[begin DATA SHOWN]

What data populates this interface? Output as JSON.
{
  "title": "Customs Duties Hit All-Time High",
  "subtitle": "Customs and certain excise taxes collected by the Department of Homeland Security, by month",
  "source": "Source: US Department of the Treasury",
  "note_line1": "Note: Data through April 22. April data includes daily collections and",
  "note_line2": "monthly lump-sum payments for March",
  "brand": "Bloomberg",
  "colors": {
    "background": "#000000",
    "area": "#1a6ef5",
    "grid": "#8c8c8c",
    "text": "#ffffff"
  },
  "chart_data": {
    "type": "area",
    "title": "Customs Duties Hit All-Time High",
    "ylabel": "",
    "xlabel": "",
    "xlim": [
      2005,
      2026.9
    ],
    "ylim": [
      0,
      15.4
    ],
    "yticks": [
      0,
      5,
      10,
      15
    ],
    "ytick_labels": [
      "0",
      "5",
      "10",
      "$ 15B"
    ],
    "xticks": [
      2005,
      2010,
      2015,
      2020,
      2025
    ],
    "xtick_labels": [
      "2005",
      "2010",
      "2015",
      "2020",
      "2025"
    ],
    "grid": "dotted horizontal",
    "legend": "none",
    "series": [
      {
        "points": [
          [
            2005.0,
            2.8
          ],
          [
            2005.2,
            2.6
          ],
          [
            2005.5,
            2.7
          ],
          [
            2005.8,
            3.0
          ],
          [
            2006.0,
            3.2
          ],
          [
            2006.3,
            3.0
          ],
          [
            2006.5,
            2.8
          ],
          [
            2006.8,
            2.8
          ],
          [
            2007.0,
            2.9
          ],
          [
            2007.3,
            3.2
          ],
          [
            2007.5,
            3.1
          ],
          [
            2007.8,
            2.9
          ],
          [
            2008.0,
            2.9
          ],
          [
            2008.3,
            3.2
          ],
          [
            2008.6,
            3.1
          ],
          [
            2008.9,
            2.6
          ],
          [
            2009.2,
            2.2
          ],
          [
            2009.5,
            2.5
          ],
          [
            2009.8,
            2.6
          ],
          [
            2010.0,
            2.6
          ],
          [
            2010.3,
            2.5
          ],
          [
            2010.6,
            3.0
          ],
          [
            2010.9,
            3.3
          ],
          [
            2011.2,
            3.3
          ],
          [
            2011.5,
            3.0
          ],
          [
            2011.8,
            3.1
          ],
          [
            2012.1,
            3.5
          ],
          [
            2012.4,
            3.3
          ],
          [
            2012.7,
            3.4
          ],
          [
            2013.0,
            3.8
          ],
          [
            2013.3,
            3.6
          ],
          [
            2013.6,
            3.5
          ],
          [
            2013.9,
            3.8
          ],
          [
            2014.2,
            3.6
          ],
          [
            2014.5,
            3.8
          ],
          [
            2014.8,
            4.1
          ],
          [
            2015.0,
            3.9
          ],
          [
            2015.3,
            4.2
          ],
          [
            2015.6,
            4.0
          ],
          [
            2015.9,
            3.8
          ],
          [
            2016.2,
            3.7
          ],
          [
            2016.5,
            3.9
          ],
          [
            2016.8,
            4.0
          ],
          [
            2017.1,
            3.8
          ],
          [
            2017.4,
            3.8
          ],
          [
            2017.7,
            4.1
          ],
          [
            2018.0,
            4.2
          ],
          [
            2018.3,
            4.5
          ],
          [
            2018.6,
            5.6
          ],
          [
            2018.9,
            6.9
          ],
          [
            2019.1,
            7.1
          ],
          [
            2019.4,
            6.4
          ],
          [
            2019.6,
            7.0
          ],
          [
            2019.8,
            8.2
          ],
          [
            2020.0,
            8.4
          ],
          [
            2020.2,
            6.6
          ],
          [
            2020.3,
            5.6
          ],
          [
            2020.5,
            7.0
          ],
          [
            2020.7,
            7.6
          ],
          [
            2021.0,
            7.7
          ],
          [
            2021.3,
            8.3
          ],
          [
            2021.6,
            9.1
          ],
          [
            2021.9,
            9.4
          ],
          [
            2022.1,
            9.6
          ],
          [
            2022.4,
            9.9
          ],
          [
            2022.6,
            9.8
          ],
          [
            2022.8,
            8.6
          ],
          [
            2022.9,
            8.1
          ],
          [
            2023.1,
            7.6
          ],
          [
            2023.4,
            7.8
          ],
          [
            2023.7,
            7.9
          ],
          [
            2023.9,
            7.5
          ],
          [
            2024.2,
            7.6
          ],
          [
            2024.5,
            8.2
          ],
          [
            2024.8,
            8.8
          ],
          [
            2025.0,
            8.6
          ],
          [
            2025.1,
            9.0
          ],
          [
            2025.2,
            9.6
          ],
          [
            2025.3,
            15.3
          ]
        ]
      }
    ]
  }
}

[end DATA SHOWN]

* **STATED GOAL**
Copy out the lines in which the string "grid" appears.

* **WRITTEN SOLUTION**
    "grid": "#8c8c8c",
    "grid": "dotted horizontal",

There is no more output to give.